• [Work instructions]
Only the lines from the one with "Parse this screenshot: output" onward are wanted, through the last line of the entries, set down exactly.

Collected data entries:

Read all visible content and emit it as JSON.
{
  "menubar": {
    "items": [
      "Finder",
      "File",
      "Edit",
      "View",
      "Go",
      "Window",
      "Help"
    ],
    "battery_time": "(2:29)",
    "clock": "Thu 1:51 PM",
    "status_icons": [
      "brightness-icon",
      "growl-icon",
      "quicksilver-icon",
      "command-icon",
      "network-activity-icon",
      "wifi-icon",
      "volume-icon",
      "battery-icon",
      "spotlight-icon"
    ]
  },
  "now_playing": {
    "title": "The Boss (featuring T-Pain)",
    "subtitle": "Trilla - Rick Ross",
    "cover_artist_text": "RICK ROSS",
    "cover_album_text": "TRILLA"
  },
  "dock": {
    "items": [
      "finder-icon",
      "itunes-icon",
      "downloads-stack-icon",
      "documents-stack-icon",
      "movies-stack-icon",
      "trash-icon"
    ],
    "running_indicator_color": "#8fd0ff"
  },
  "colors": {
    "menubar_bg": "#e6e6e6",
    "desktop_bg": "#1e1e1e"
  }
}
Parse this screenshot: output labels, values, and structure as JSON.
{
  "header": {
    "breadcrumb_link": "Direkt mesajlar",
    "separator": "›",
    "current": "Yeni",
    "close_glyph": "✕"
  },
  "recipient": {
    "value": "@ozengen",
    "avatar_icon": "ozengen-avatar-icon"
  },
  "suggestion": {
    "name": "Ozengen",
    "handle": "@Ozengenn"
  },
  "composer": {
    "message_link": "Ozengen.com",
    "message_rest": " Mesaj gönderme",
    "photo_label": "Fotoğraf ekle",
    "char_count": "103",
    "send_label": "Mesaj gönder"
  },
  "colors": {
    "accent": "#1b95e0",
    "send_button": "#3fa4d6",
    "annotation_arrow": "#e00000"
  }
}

• [Response to this task]
Parse this screenshot: output labels, values, and structure as JSON.
{
  "header": {
    "breadcrumb_link": "Direkt mesajlar",
    "separator": "›",
    "current": "Yeni",
    "close_glyph": "✕"
  },
  "recipient": {
    "value": "@ozengen",
    "avatar_icon": "ozengen-avatar-icon"
  },
  "suggestion": {
    "name": "Ozengen",
    "handle": "@Ozengenn"
  },
  "composer": {
    "message_link": "Ozengen.com",
    "message_rest": " Mesaj gönderme",
    "photo_label": "Fotoğraf ekle",
    "char_count": "103",
    "send_label": "Mesaj gönder"
  },
  "colors": {
    "accent": "#1b95e0",
    "send_button": "#3fa4d6",
    "annotation_arrow": "#e00000"
  }
}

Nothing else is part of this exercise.